## [Excerpt provided]
━━━━━━━━

If after the expiration of the primary term and while the lease is in force and the lessee cannot maintain the same in effect because prevented by force majeure, then the lease will nevertheless continue, but lessee will pay to the owners as royalty an amount equal to ___ dollar per year for each acre retained hereunder.11

If payments are due after the beginning of the force majeure event, the force majeure clause should describe when the payments are due, such as a reasonable time after the occurrence of the event, with subsequent payments due on the anniversary date of the lease, and calculation of a prorated amount due if the event occurs and ends on a date other than the anniversary date.

The force majeure event typically must prevent, delay, interrupt, or make impossible performance of the specified covenants or conditions. Although performance may appear impossible, some courts are willing to look at alternatives the lessee should have attempted before invoking the force majeure clause.12 The force majeure clause comes into effect only if the performance is rendered impossible unless the subject clause contains less exacting terms, then, in some cases, it may be invoked if performance is unreasonably burdensome.13

Reconciling Lease Provisions:”Use the Force, Luke.”14

To use the force majeure clause, it must be reconciled and construed along with all the other provisions of the lease. Generally, courts will refuse to excuse performance under the force majeure clause if another clause is applicable, such as excusing production by the payment of shut-in royalties.15 Similarly, courts have been willing to find that a cessation of production for whatever reason is not relieved by the force majeure clause if the lease contained a cessation of production clause requiring commencement of operations for drilling or reworking on the leased premises within a defined amount of days and the force majeure event did not prevent commencement of drilling or reworking operations.16

The interplay of the habendum clause17 and force majeure clause was the subject of two nearly identical cases in which the lessees claimed as a force majeure event the State of New York’s highly publicized moratorium, and now ban, on high volume hydraulic fracturing (“fracking”) of horizontal wells. The lessees invoked the force majeure clause claiming that the fracking moratorium prevented them from drilling on the leased lands prior to the expiration of the primary term.18 On appeal of one of the cases to the United States Second Circuit Court of Appeals, the federal Court of Appeals asked the state court19 to answer two previously unanswered questions of state law: (1) under New York law did New York’s moratorium constitute a force majeure event; and (2) if so, does the force majeure clause modify the habendum clause and extend the leases’ primary terms?20

Each of the subject leases contained a habendum clause providing that the lease “shall remain in force for a primary term of FIVE (5) years from the date hereof and as long thereafter as the said land is operated by Lessee in the production of oil or gas.” The leases also contained the following force majeure clause:

[i]f and when drilling or other operations hereunder are delayed or interrupted … as a result of some order, rule, regulation, requisition or necessity of the government, or as a result of any other cause whatsoever beyond the control of the Lessee, the time of such delay or interruption shall not be counted against Lessee, anything in this lease to the contrary notwithstanding. All express or implied covenants of this lease shall be subject to all Federal and State laws, Executive Orders, Rules or Regulations, and this lease shall not be terminated, in whole or in part, nor Lessee held liable in damages for failure to comply therewith, if compliance is prevent by, or if such failure is the result of any such Law, Order, Rule or Regulation.

━━━━━━━━

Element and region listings

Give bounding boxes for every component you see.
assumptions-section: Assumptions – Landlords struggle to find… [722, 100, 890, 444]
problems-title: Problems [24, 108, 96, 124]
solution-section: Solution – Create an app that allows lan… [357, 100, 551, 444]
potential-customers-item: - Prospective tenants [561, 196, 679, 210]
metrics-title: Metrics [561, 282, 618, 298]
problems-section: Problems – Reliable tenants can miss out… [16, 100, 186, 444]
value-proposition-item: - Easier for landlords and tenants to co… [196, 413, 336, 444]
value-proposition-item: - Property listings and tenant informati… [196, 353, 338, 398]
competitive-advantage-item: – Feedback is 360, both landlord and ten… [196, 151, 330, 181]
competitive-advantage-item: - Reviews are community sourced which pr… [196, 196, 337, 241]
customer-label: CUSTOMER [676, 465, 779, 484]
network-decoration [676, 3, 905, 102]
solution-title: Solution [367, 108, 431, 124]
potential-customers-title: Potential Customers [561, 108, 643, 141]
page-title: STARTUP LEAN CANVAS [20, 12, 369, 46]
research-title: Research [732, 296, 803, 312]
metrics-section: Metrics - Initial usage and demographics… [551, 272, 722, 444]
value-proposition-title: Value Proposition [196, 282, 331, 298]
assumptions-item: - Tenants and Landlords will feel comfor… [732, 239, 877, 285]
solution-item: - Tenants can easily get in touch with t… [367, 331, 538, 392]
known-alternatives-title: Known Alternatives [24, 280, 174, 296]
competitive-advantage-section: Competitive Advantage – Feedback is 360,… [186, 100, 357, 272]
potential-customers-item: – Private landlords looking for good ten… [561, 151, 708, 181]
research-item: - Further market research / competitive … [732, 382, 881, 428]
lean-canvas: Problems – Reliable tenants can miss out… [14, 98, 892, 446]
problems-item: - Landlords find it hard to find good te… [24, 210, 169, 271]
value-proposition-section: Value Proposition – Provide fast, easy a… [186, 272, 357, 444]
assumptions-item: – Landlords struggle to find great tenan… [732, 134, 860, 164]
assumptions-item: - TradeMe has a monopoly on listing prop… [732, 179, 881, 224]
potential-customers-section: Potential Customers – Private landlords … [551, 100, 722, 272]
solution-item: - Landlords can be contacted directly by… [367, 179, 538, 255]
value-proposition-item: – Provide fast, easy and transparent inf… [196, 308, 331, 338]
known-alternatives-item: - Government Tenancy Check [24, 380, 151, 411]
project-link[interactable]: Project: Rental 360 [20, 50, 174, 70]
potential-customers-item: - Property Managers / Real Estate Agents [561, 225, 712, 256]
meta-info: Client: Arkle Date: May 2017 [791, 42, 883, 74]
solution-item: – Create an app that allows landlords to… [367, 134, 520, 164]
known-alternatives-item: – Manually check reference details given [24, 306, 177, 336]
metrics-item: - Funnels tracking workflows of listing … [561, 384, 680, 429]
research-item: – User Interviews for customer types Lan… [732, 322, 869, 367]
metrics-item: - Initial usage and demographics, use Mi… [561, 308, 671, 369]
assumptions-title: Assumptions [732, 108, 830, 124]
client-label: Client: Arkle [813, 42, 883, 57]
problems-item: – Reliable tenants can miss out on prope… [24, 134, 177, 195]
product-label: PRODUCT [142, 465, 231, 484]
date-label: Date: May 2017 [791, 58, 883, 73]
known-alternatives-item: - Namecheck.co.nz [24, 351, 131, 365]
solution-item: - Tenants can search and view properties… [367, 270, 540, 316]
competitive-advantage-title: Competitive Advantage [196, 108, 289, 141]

━━━━━━━━

## [Exercise set]
**a)** Reproduce verbatim the passage of the excerpt on force majeure in oil and gas leases from "If after the" to "the anniversary date.".
**b)** In the excerpt on force majeure in oil and gas leases, the force majeure clause quoted from the subject leases names several governmental causes of delay or interruption. List every one of them.

## [Exercise solutions]
**a)**
If after the expiration of the primary term and while the lease is in force and the lessee cannot maintain the same in effect because prevented by force majeure, then the lease will nevertheless continue, but lessee will pay to the owners as royalty an amount equal to ___ dollar per year for each acre retained hereunder.11

If payments are due after the beginning of the force majeure event, the force majeure clause should describe when the payments are due, such as a reasonable time after the occurrence of the event, with subsequent payments due on the anniversary date of the lease, and calculation of a prorated amount due if the event occurs and ends on a date other than the anniversary date.

**b)** order, rule, regulation, requisition, necessity of the government